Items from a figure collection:
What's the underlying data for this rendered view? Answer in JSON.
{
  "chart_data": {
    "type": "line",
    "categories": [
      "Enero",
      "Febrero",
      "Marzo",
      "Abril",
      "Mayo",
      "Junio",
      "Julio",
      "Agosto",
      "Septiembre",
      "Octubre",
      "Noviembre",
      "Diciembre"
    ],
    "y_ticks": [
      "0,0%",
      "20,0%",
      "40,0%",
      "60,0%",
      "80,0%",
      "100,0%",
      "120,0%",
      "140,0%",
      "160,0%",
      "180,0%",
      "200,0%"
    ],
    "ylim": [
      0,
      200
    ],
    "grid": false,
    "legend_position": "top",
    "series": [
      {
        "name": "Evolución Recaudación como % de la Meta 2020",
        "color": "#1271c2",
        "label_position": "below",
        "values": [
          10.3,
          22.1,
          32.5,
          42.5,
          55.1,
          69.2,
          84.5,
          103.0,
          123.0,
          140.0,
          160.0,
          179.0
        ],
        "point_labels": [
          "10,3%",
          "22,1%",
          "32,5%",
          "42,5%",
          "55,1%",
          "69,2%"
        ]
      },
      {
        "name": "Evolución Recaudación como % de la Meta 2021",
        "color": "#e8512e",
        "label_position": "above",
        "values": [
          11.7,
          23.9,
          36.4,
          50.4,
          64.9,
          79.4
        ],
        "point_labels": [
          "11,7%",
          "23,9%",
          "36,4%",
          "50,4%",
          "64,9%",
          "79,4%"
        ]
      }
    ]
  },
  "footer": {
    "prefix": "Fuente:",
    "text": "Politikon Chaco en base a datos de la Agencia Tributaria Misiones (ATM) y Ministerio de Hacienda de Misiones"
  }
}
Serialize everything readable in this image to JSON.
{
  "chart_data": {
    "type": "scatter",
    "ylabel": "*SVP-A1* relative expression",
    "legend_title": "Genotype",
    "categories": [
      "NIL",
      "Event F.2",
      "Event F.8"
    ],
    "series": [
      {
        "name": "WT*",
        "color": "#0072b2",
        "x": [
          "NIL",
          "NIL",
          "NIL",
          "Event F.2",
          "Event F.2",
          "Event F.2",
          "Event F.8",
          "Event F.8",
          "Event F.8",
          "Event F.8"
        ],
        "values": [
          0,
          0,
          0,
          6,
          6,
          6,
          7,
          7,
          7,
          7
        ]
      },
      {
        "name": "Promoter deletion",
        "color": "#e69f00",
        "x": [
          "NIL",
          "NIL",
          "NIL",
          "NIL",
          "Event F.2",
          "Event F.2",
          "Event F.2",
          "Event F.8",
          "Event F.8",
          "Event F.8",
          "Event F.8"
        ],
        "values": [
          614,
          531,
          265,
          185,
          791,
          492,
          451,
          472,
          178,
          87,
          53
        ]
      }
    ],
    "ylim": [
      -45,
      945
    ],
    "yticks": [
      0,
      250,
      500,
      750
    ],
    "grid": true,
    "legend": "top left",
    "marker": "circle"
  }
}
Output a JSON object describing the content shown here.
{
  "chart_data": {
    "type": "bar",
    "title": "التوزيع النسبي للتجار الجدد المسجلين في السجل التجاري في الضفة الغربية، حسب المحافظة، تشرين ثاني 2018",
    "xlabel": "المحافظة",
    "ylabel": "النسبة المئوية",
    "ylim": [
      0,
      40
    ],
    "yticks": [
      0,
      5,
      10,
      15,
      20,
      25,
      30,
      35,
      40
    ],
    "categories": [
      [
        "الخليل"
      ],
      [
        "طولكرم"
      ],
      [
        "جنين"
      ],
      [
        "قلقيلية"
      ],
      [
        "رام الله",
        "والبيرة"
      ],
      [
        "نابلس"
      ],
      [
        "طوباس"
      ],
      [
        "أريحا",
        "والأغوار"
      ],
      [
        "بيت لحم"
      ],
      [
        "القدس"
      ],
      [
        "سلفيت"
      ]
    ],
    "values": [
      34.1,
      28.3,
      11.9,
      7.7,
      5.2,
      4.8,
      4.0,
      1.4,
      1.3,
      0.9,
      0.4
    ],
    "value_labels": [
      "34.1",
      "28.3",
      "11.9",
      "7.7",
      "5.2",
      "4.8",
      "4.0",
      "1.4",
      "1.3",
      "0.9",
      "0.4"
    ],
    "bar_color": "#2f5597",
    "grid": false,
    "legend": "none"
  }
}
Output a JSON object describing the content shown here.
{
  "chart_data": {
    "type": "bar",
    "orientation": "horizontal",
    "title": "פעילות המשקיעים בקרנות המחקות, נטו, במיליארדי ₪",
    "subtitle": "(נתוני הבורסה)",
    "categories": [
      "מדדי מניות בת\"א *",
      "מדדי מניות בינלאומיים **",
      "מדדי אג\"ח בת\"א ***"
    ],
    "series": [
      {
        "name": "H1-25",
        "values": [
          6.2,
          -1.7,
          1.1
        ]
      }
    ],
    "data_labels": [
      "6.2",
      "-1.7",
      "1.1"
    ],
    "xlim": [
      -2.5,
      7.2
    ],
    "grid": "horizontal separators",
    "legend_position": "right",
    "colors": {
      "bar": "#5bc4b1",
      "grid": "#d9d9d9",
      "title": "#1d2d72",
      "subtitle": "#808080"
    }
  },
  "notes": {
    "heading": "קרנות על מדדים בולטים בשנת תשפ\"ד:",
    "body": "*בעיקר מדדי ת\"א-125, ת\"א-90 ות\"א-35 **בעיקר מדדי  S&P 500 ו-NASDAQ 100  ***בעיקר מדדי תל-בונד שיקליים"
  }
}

◆ WRITTEN REQUEST:
Make an exact copy of every line in the data.

◆ WRITTEN RESPONSE:
What's the underlying data for this rendered view? Answer in JSON.
{
  "chart_data": {
    "type": "line",
    "categories": [
      "Enero",
      "Febrero",
      "Marzo",
      "Abril",
      "Mayo",
      "Junio",
      "Julio",
      "Agosto",
      "Septiembre",
      "Octubre",
      "Noviembre",
      "Diciembre"
    ],
    "y_ticks": [
      "0,0%",
      "20,0%",
      "40,0%",
      "60,0%",
      "80,0%",
      "100,0%",
      "120,0%",
      "140,0%",
      "160,0%",
      "180,0%",
      "200,0%"
    ],
    "ylim": [
      0,
      200
    ],
    "grid": false,
    "legend_position": "top",
    "series": [
      {
        "name": "Evolución Recaudación como % de la Meta 2020",
        "color": "#1271c2",
        "label_position": "below",
        "values": [
          10.3,
          22.1,
          32.5,
          42.5,
          55.1,
          69.2,
          84.5,
          103.0,
          123.0,
          140.0,
          160.0,
          179.0
        ],
        "point_labels": [
          "10,3%",
          "22,1%",
          "32,5%",
          "42,5%",
          "55,1%",
          "69,2%"
        ]
      },
      {
        "name": "Evolución Recaudación como % de la Meta 2021",
        "color": "#e8512e",
        "label_position": "above",
        "values": [
          11.7,
          23.9,
          36.4,
          50.4,
          64.9,
          79.4
        ],
        "point_labels": [
          "11,7%",
          "23,9%",
          "36,4%",
          "50,4%",
          "64,9%",
          "79,4%"
        ]
      }
    ]
  },
  "footer": {
    "prefix": "Fuente:",
    "text": "Politikon Chaco en base a datos de la Agencia Tributaria Misiones (ATM) y Ministerio de Hacienda de Misiones"
  }
}
Serialize everything readable in this image to JSON.
{
  "chart_data": {
    "type": "scatter",
    "ylabel": "*SVP-A1* relative expression",
    "legend_title": "Genotype",
    "categories": [
      "NIL",
      "Event F.2",
      "Event F.8"
    ],
    "series": [
      {
        "name": "WT*",
        "color": "#0072b2",
        "x": [
          "NIL",
          "NIL",
          "NIL",
          "Event F.2",
          "Event F.2",
          "Event F.2",
          "Event F.8",
          "Event F.8",
          "Event F.8",
          "Event F.8"
        ],
        "values": [
          0,
          0,
          0,
          6,
          6,
          6,
          7,
          7,
          7,
          7
        ]
      },
      {
        "name": "Promoter deletion",
        "color": "#e69f00",
        "x": [
          "NIL",
          "NIL",
          "NIL",
          "NIL",
          "Event F.2",
          "Event F.2",
          "Event F.2",
          "Event F.8",
          "Event F.8",
          "Event F.8",
          "Event F.8"
        ],
        "values": [
          614,
          531,
          265,
          185,
          791,
          492,
          451,
          472,
          178,
          87,
          53
        ]
      }
    ],
    "ylim": [
      -45,
      945
    ],
    "yticks": [
      0,
      250,
      500,
      750
    ],
    "grid": true,
    "legend": "top left",
    "marker": "circle"
  }
}
Output a JSON object describing the content shown here.
{
  "chart_data": {
    "type": "bar",
    "title": "التوزيع النسبي للتجار الجدد المسجلين في السجل التجاري في الضفة الغربية، حسب المحافظة، تشرين ثاني 2018",
    "xlabel": "المحافظة",
    "ylabel": "النسبة المئوية",
    "ylim": [
      0,
      40
    ],
    "yticks": [
      0,
      5,
      10,
      15,
      20,
      25,
      30,
      35,
      40
    ],
    "categories": [
      [
        "الخليل"
      ],
      [
        "طولكرم"
      ],
      [
        "جنين"
      ],
      [
        "قلقيلية"
      ],
      [
        "رام الله",
        "والبيرة"
      ],
      [
        "نابلس"
      ],
      [
        "طوباس"
      ],
      [
        "أريحا",
        "والأغوار"
      ],
      [
        "بيت لحم"
      ],
      [
        "القدس"
      ],
      [
        "سلفيت"
      ]
    ],
    "values": [
      34.1,
      28.3,
      11.9,
      7.7,
      5.2,
      4.8,
      4.0,
      1.4,
      1.3,
      0.9,
      0.4
    ],
    "value_labels": [
      "34.1",
      "28.3",
      "11.9",
      "7.7",
      "5.2",
      "4.8",
      "4.0",
      "1.4",
      "1.3",
      "0.9",
      "0.4"
    ],
    "bar_color": "#2f5597",
    "grid": false,
    "legend": "none"
  }
}
Output a JSON object describing the content shown here.
{
  "chart_data": {
    "type": "bar",
    "orientation": "horizontal",
    "title": "פעילות המשקיעים בקרנות המחקות, נטו, במיליארדי ₪",
    "subtitle": "(נתוני הבורסה)",
    "categories": [
      "מדדי מניות בת\"א *",
      "מדדי מניות בינלאומיים **",
      "מדדי אג\"ח בת\"א ***"
    ],
    "series": [
      {
        "name": "H1-25",
        "values": [
          6.2,
          -1.7,
          1.1
        ]
      }
    ],
    "data_labels": [
      "6.2",
      "-1.7",
      "1.1"
    ],
    "xlim": [
      -2.5,
      7.2
    ],
    "grid": "horizontal separators",
    "legend_position": "right",
    "colors": {
      "bar": "#5bc4b1",
      "grid": "#d9d9d9",
      "title": "#1d2d72",
      "subtitle": "#808080"
    }
  },
  "notes": {
    "heading": "קרנות על מדדים בולטים בשנת תשפ\"ד:",
    "body": "*בעיקר מדדי ת\"א-125, ת\"א-90 ות\"א-35 **בעיקר מדדי  S&P 500 ו-NASDAQ 100  ***בעיקר מדדי תל-בונד שיקליים"
  }
}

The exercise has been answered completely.